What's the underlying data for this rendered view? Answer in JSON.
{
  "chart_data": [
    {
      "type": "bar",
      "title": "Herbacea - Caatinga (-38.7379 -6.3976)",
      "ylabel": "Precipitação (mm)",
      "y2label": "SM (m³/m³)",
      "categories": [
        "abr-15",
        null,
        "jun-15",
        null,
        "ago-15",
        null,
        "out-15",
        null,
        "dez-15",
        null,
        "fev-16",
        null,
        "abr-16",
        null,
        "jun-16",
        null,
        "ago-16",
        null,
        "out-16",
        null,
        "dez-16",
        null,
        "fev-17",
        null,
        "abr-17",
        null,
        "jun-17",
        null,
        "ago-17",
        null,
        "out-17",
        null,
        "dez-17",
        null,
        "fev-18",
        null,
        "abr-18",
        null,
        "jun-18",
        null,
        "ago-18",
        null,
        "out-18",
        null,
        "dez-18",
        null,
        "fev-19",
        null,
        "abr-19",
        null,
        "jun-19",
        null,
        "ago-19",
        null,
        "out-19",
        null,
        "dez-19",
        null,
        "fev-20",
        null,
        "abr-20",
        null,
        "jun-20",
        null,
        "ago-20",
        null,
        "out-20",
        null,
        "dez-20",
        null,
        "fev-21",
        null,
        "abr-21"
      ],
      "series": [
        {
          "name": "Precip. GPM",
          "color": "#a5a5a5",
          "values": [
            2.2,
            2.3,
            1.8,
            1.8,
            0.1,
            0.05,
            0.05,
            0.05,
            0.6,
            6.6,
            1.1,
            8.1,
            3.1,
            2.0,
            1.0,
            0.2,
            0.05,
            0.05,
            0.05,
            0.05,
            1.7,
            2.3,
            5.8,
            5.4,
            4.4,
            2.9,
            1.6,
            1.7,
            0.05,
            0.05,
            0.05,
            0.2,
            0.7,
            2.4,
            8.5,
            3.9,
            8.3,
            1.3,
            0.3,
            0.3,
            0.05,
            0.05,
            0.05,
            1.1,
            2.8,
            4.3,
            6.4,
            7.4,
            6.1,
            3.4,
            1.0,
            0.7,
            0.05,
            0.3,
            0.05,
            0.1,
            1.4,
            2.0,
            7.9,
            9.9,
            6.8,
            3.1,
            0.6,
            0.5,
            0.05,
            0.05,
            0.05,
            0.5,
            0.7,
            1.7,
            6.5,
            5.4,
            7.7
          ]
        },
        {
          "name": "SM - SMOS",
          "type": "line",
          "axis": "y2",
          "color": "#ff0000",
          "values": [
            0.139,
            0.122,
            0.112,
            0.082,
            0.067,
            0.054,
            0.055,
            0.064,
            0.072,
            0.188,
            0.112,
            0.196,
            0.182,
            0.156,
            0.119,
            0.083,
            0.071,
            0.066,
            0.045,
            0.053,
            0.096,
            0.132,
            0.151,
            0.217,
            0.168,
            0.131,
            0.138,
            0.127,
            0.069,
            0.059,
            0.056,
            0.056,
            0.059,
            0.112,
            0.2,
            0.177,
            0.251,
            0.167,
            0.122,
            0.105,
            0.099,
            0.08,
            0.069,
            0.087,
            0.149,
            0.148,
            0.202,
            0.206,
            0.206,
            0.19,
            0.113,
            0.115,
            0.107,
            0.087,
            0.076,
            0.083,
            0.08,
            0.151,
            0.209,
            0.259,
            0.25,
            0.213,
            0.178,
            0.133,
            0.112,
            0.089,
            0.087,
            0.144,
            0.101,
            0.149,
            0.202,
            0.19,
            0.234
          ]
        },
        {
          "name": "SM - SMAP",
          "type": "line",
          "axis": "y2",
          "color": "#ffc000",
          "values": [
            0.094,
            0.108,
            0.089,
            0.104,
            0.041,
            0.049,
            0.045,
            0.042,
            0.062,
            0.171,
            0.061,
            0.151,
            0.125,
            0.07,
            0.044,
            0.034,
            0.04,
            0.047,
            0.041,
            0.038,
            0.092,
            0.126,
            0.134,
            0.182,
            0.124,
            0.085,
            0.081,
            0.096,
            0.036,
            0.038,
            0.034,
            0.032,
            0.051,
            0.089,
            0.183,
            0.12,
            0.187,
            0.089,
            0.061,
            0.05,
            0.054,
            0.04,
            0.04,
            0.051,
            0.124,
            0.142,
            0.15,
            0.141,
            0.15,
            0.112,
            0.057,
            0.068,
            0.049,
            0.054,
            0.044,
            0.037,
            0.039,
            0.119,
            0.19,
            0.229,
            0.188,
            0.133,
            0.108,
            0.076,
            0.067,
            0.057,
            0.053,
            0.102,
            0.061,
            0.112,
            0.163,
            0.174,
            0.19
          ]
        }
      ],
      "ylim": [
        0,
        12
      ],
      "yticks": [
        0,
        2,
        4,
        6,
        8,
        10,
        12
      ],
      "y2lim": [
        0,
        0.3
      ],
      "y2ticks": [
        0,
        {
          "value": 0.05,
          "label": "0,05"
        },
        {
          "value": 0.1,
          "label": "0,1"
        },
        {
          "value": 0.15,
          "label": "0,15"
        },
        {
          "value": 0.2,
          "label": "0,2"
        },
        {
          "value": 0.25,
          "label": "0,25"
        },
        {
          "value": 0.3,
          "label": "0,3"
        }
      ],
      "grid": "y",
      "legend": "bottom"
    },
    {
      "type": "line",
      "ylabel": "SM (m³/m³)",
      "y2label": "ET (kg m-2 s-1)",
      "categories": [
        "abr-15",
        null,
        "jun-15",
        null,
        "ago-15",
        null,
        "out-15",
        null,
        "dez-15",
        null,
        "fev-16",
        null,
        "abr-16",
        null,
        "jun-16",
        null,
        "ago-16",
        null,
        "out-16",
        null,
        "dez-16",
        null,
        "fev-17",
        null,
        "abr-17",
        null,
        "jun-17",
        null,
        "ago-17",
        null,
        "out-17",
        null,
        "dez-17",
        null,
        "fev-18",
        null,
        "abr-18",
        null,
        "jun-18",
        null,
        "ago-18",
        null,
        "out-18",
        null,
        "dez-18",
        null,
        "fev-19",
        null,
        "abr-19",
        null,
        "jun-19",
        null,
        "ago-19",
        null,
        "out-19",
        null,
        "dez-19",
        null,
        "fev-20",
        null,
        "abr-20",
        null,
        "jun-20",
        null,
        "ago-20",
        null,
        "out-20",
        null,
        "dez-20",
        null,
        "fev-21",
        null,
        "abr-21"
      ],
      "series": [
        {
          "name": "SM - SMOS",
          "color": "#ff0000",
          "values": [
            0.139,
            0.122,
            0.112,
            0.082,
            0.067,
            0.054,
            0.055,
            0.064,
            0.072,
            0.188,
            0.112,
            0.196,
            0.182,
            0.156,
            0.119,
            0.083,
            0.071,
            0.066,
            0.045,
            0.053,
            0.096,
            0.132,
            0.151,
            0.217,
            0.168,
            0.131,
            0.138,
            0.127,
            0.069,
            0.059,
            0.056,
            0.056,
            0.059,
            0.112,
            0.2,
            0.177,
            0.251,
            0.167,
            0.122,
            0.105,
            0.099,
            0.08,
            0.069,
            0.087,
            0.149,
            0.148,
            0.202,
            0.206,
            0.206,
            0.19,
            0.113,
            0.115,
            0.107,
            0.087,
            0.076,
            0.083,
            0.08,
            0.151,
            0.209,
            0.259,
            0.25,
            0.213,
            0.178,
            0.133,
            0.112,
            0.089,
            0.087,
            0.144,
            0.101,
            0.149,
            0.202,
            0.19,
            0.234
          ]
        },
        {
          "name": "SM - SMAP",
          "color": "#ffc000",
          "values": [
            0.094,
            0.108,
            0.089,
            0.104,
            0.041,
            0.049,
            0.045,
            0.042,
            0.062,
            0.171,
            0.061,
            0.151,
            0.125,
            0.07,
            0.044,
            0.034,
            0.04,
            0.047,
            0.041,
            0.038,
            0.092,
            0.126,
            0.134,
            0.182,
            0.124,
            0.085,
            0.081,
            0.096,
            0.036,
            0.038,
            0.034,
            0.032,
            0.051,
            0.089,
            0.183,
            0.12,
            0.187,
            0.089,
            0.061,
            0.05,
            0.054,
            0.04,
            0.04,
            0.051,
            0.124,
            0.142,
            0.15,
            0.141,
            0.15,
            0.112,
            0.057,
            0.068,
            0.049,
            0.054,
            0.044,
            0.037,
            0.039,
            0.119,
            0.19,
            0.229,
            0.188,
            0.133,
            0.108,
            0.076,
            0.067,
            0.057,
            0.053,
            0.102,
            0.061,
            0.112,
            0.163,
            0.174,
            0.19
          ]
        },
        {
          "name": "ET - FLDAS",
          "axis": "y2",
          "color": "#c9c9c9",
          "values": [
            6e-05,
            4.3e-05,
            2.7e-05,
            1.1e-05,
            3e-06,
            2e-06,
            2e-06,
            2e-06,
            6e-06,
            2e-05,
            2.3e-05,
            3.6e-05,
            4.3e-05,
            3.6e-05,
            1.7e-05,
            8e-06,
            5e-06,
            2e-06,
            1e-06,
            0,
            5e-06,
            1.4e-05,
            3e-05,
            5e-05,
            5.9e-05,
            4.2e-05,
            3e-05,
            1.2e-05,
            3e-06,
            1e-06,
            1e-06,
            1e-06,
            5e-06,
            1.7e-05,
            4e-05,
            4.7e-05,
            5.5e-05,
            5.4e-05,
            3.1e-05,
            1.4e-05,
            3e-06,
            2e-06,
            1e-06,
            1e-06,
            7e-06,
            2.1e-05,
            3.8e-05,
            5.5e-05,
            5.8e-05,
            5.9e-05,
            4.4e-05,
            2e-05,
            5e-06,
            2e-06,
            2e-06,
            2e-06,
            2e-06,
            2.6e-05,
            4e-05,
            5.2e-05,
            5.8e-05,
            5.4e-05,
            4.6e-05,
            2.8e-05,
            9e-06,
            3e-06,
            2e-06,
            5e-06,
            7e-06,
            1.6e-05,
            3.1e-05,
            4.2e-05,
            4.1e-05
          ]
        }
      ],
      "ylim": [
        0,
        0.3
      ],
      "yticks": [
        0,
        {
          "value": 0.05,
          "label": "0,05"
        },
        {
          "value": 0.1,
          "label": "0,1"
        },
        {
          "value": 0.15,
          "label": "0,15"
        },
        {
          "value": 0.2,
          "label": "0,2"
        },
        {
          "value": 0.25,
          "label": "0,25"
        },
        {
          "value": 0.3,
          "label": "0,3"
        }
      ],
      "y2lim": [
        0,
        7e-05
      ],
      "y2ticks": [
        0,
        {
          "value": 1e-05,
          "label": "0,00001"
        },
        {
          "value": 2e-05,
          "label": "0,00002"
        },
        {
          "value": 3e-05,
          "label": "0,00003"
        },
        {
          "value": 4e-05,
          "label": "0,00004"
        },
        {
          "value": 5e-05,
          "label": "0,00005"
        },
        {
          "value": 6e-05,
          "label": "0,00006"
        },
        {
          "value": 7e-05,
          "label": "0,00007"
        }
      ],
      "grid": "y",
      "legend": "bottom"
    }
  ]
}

|---|

Find the word "ylabel" in the records and pull out each line that has it.

### [EXERCISE RESULT]
      "ylabel": "Precipitação (mm)",
      "ylabel": "SM (m³/m³)",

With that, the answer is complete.